Without the images, output each record below as it stands.
----------------
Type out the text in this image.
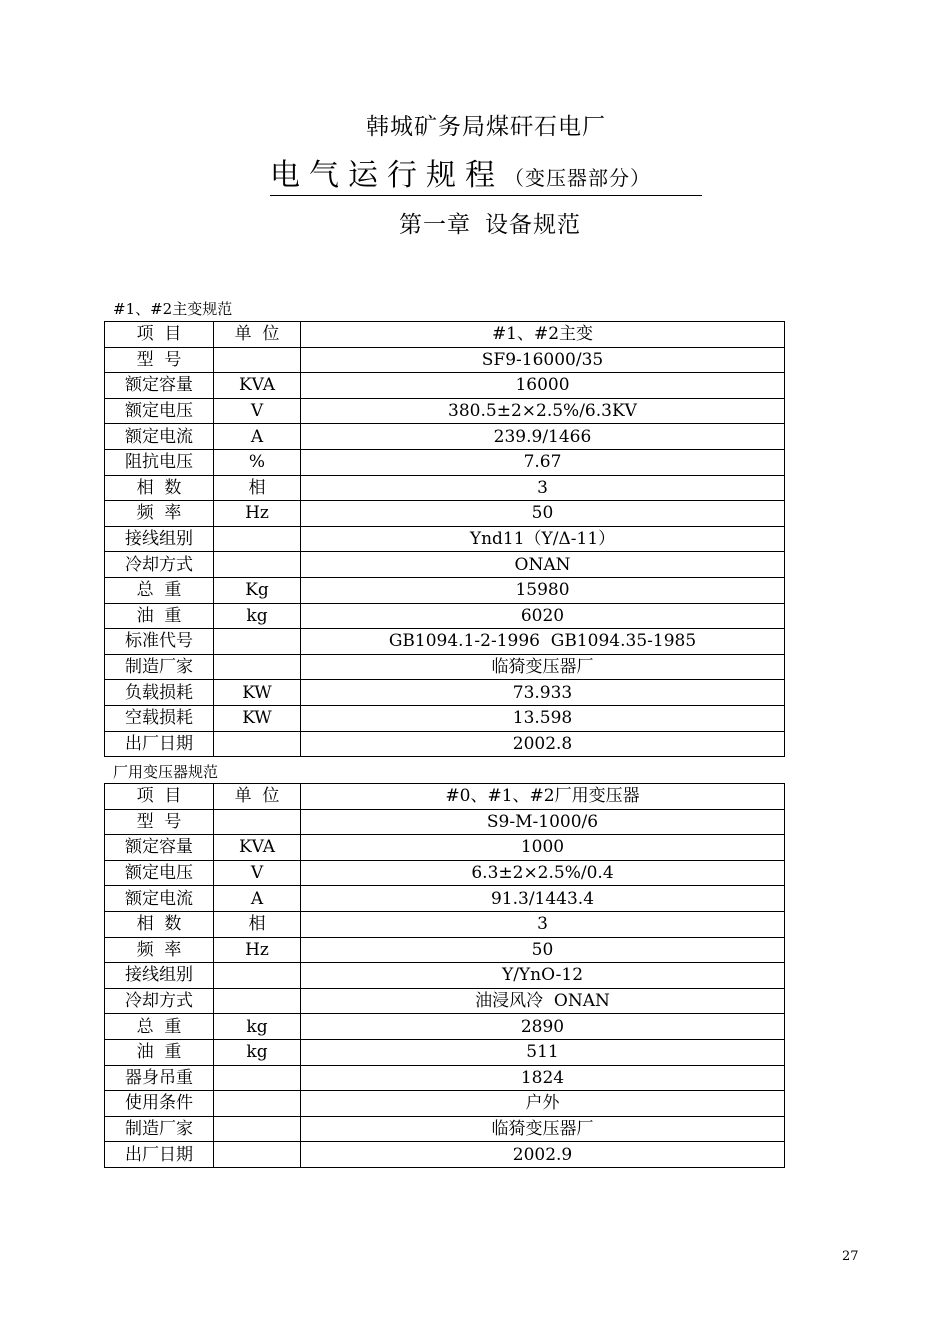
韩城矿务局煤矸石电厂
电气运行规程（变压器部分）
第一章 设备规范
#1、#2主变规范
项  目	单  位	#1、#2主变
型  号		SF9-16000/35
额定容量	KVA	16000
额定电压	V	380.5±2×2.5%/6.3KV
额定电流	A	239.9/1466
阻抗电压	%	7.67
相  数	相	3
频  率	Hz	50
接线组别		Ynd11（Y/Δ-11）
冷却方式		ONAN
总  重	Kg	15980
油  重	kg	6020
标准代号		GB1094.1-2-1996  GB1094.35-1985
制造厂家		临猗变压器厂
负载损耗	KW	73.933
空载损耗	KW	13.598
出厂日期		2002.8
厂用变压器规范
项  目	单  位	#0、#1、#2厂用变压器
型  号		S9-M-1000/6
额定容量	KVA	1000
额定电压	V	6.3±2×2.5%/0.4
额定电流	A	91.3/1443.4
相  数	相	3
频  率	Hz	50
接线组别		Y/YnO-12
冷却方式		油浸风冷  ONAN
总  重	kg	2890
油  重	kg	511
器身吊重		1824
使用条件		户外
制造厂家		临猗变压器厂
出厂日期		2002.9
27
----------------
■ IN RESPONSE:
Type out the text in this image.
韩城矿务局煤矸石电厂
电气运行规程（变压器部分）
第一章 设备规范
#1、#2主变规范
项  目	单  位	#1、#2主变
型  号		SF9-16000/35
额定容量	KVA	16000
额定电压	V	380.5±2×2.5%/6.3KV
额定电流	A	239.9/1466
阻抗电压	%	7.67
相  数	相	3
频  率	Hz	50
接线组别		Ynd11（Y/Δ-11）
冷却方式		ONAN
总  重	Kg	15980
油  重	kg	6020
标准代号		GB1094.1-2-1996  GB1094.35-1985
制造厂家		临猗变压器厂
负载损耗	KW	73.933
空载损耗	KW	13.598
出厂日期		2002.8
厂用变压器规范
项  目	单  位	#0、#1、#2厂用变压器
型  号		S9-M-1000/6
额定容量	KVA	1000
额定电压	V	6.3±2×2.5%/0.4
额定电流	A	91.3/1443.4
相  数	相	3
频  率	Hz	50
接线组别		Y/YnO-12
冷却方式		油浸风冷  ONAN
总  重	kg	2890
油  重	kg	511
器身吊重		1824
使用条件		户外
制造厂家		临猗变压器厂
出厂日期		2002.9
27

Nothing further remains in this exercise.